Records supplied ▸
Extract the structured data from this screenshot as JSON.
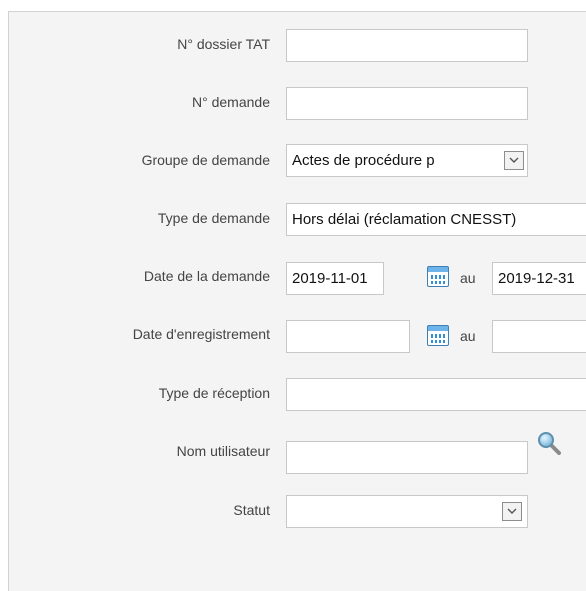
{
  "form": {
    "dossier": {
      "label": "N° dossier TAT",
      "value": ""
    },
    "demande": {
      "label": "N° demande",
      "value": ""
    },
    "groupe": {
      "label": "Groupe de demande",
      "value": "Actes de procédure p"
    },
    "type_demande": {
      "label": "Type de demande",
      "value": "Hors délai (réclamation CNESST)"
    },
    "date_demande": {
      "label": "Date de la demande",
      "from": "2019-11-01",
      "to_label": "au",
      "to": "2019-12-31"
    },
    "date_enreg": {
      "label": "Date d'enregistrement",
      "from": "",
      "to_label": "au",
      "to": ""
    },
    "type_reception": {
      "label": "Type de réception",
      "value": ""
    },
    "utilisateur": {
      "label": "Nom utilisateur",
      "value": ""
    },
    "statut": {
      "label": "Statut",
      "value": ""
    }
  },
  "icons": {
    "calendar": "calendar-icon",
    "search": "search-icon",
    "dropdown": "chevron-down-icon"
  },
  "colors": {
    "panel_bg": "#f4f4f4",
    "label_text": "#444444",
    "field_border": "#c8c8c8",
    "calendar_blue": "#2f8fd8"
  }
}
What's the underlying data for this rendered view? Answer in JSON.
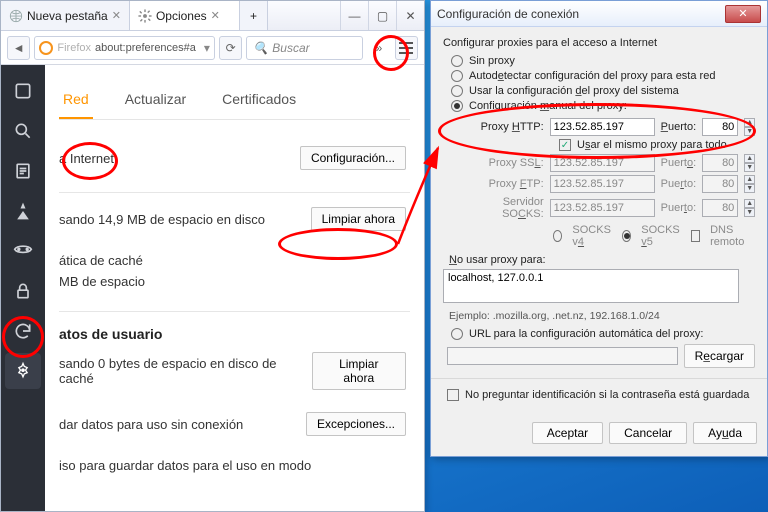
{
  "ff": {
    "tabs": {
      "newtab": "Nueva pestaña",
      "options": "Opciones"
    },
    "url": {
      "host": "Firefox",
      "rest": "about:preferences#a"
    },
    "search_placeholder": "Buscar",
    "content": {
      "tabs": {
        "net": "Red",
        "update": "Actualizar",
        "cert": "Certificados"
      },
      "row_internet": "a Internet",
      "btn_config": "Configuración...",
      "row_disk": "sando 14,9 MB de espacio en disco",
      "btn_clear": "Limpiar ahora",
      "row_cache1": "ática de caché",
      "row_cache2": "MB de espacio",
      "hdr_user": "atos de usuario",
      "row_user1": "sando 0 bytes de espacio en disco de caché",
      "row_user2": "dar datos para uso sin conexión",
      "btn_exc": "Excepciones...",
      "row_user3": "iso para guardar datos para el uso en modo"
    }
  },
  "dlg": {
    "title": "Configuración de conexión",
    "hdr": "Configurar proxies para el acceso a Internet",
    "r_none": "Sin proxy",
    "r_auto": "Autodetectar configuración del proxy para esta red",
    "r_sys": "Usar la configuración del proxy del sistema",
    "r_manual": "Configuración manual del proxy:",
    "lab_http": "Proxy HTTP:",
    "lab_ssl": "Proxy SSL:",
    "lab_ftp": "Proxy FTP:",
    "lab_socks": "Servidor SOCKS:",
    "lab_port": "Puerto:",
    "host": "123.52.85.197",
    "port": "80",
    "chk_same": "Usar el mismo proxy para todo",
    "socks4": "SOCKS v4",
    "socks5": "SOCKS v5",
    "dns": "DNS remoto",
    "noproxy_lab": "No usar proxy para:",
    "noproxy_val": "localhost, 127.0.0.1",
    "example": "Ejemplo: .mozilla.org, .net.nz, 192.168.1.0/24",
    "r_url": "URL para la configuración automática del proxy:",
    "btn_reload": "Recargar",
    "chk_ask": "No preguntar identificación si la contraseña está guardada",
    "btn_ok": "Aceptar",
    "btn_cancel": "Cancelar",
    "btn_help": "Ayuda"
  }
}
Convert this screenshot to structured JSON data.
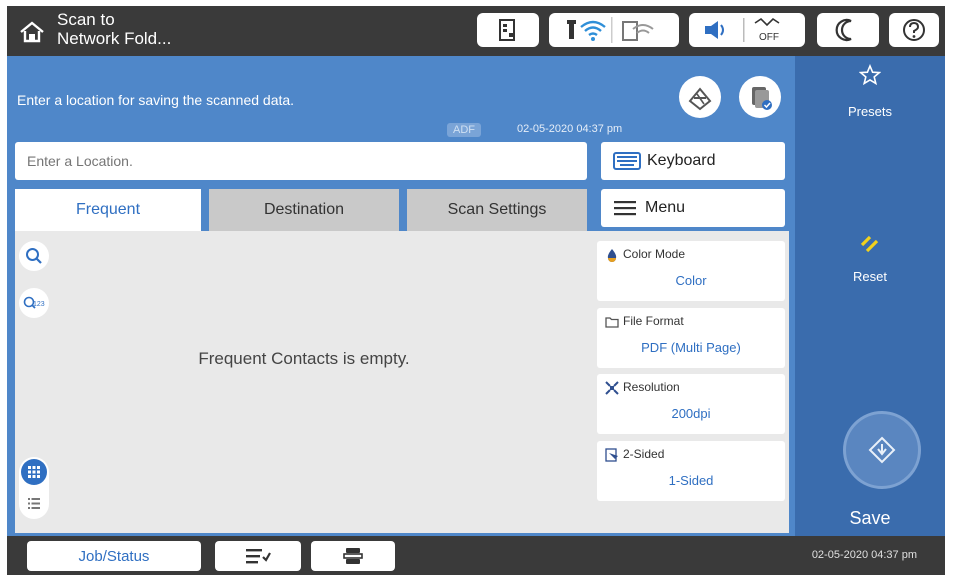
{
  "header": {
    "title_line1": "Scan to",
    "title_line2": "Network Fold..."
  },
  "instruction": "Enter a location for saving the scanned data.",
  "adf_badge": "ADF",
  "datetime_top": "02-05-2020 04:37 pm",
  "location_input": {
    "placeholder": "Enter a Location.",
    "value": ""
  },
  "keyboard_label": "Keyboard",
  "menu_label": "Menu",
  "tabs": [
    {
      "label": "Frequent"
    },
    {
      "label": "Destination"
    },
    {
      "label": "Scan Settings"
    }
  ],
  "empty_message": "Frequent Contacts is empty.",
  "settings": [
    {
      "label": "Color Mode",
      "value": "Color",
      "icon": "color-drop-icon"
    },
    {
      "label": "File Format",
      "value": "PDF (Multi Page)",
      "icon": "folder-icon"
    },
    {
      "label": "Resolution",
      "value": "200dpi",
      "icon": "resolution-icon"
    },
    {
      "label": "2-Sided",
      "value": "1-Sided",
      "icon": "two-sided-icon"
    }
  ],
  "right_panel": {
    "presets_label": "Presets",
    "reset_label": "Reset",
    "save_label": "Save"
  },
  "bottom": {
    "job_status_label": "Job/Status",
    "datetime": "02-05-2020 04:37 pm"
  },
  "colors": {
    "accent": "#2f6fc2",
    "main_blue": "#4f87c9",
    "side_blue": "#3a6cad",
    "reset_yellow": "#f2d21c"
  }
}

==

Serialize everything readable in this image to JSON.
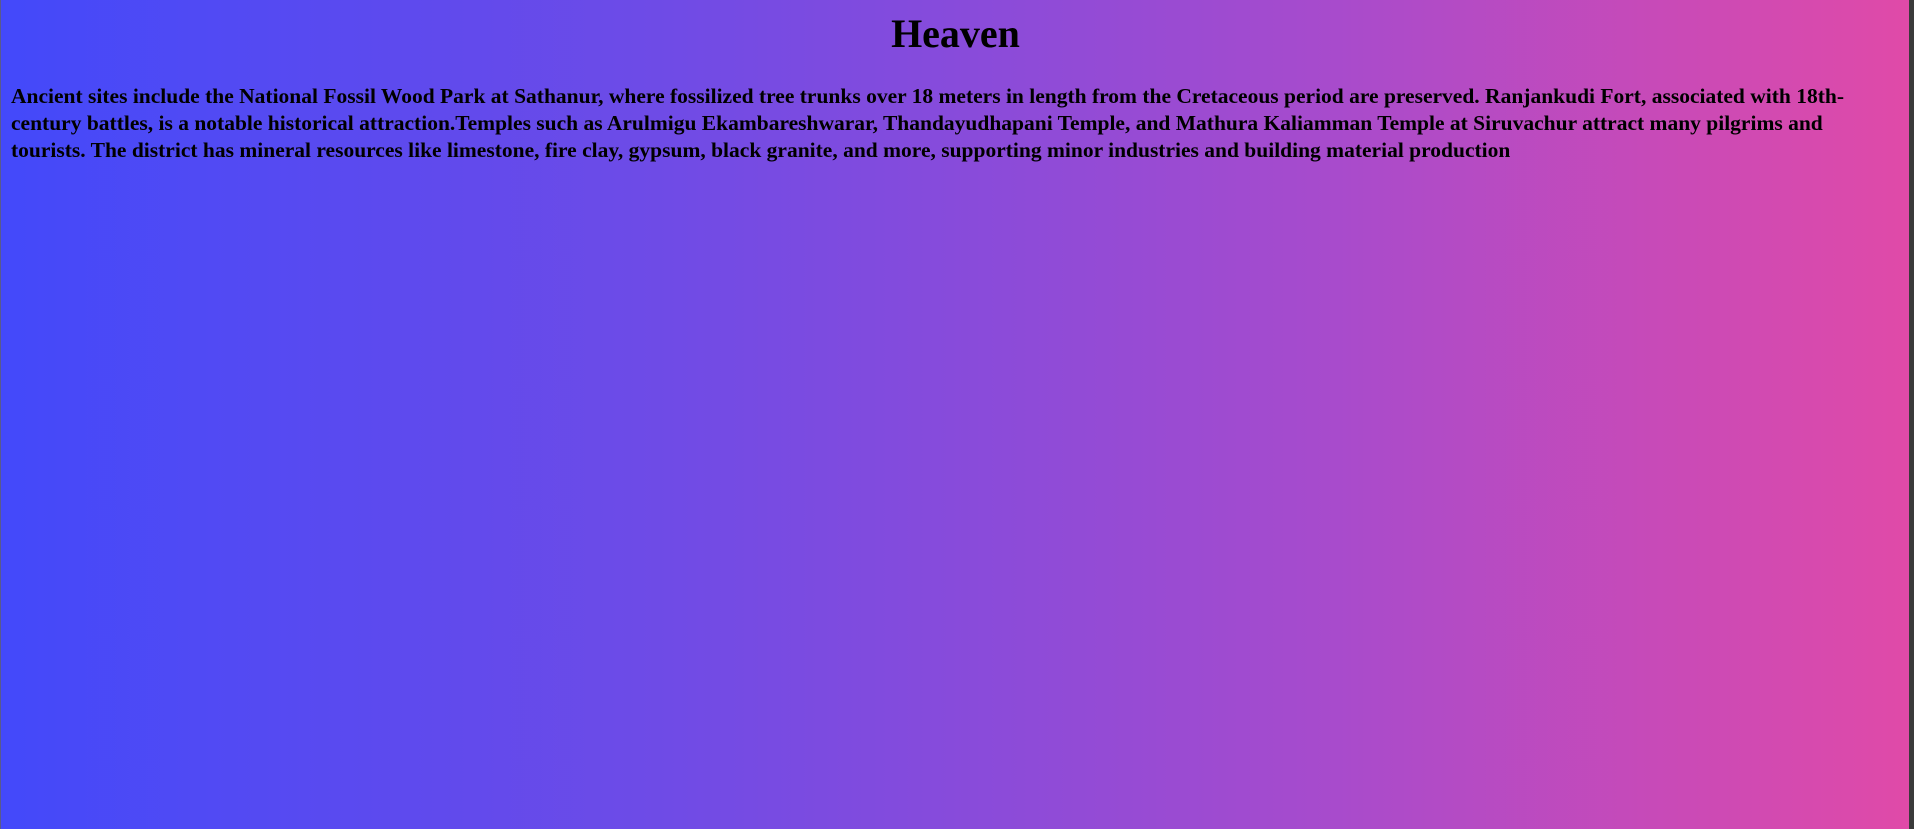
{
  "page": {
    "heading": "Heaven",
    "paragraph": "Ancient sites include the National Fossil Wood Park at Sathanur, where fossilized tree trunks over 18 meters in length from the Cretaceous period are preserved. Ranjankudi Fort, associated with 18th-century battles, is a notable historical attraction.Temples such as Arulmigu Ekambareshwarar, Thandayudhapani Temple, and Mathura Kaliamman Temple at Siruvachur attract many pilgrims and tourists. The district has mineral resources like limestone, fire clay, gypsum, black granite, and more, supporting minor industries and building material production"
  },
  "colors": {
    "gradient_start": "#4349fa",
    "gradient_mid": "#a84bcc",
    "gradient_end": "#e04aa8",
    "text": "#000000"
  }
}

--

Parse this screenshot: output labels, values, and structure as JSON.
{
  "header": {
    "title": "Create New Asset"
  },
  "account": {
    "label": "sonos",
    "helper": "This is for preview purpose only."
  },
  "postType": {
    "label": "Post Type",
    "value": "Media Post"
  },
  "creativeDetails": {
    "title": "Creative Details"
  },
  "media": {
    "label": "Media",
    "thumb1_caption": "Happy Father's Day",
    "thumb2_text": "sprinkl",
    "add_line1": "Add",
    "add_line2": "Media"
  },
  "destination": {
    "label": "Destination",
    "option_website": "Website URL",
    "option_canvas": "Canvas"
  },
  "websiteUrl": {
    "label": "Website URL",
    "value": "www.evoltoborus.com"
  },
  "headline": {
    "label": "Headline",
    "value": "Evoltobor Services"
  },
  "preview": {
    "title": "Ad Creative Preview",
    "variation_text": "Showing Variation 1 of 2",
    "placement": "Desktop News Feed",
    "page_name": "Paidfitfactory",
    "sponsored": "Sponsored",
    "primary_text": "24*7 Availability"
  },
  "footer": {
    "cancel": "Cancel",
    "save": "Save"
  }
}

Direction ▸ Where a line contains "screenshot", copy that line.

Solved problem ▸
Extract the structured data from this screenshot as JSON.
Convert this screenshot to structured JSON data.
Parse this screenshot: output labels, values, and structure as JSON.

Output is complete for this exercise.